> _What you will do_:
Output the entries verbatim, including every line.

> _Provided records_:
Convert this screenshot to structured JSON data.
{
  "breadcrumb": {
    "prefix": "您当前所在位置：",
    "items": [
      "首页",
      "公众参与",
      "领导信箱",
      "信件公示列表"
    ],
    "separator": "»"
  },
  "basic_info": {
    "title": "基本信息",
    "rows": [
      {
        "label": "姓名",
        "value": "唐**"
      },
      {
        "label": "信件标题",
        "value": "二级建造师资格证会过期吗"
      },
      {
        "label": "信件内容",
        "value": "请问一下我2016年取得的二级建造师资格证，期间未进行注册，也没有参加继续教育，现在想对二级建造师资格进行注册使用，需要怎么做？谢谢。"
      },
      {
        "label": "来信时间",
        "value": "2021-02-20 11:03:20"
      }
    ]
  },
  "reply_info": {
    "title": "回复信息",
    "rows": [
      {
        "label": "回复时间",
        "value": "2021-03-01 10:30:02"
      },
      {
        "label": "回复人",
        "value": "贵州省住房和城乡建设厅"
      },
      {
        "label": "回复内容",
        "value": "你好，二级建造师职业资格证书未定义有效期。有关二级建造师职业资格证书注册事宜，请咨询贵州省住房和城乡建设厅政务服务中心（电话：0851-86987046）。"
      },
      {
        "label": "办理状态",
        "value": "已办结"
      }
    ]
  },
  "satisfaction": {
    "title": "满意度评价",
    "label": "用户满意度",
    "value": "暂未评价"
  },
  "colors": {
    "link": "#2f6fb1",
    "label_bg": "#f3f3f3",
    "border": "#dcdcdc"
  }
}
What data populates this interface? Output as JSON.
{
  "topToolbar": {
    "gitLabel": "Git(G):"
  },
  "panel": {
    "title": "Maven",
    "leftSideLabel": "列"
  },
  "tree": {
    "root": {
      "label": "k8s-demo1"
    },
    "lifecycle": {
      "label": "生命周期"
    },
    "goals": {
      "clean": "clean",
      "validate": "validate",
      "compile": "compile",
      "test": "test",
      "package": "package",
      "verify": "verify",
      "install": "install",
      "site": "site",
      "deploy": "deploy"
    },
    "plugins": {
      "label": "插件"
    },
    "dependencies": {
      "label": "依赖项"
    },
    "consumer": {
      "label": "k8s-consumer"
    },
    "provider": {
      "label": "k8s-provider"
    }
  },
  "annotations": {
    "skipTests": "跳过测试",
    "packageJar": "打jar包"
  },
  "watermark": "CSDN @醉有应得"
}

> _Finished task_:
Convert this screenshot to structured JSON data.
{
  "breadcrumb": {
    "prefix": "您当前所在位置：",
    "items": [
      "首页",
      "公众参与",
      "领导信箱",
      "信件公示列表"
    ],
    "separator": "»"
  },
  "basic_info": {
    "title": "基本信息",
    "rows": [
      {
        "label": "姓名",
        "value": "唐**"
      },
      {
        "label": "信件标题",
        "value": "二级建造师资格证会过期吗"
      },
      {
        "label": "信件内容",
        "value": "请问一下我2016年取得的二级建造师资格证，期间未进行注册，也没有参加继续教育，现在想对二级建造师资格进行注册使用，需要怎么做？谢谢。"
      },
      {
        "label": "来信时间",
        "value": "2021-02-20 11:03:20"
      }
    ]
  },
  "reply_info": {
    "title": "回复信息",
    "rows": [
      {
        "label": "回复时间",
        "value": "2021-03-01 10:30:02"
      },
      {
        "label": "回复人",
        "value": "贵州省住房和城乡建设厅"
      },
      {
        "label": "回复内容",
        "value": "你好，二级建造师职业资格证书未定义有效期。有关二级建造师职业资格证书注册事宜，请咨询贵州省住房和城乡建设厅政务服务中心（电话：0851-86987046）。"
      },
      {
        "label": "办理状态",
        "value": "已办结"
      }
    ]
  },
  "satisfaction": {
    "title": "满意度评价",
    "label": "用户满意度",
    "value": "暂未评价"
  },
  "colors": {
    "link": "#2f6fb1",
    "label_bg": "#f3f3f3",
    "border": "#dcdcdc"
  }
}
What data populates this interface? Output as JSON.
{
  "topToolbar": {
    "gitLabel": "Git(G):"
  },
  "panel": {
    "title": "Maven",
    "leftSideLabel": "列"
  },
  "tree": {
    "root": {
      "label": "k8s-demo1"
    },
    "lifecycle": {
      "label": "生命周期"
    },
    "goals": {
      "clean": "clean",
      "validate": "validate",
      "compile": "compile",
      "test": "test",
      "package": "package",
      "verify": "verify",
      "install": "install",
      "site": "site",
      "deploy": "deploy"
    },
    "plugins": {
      "label": "插件"
    },
    "dependencies": {
      "label": "依赖项"
    },
    "consumer": {
      "label": "k8s-consumer"
    },
    "provider": {
      "label": "k8s-provider"
    }
  },
  "annotations": {
    "skipTests": "跳过测试",
    "packageJar": "打jar包"
  },
  "watermark": "CSDN @醉有应得"
}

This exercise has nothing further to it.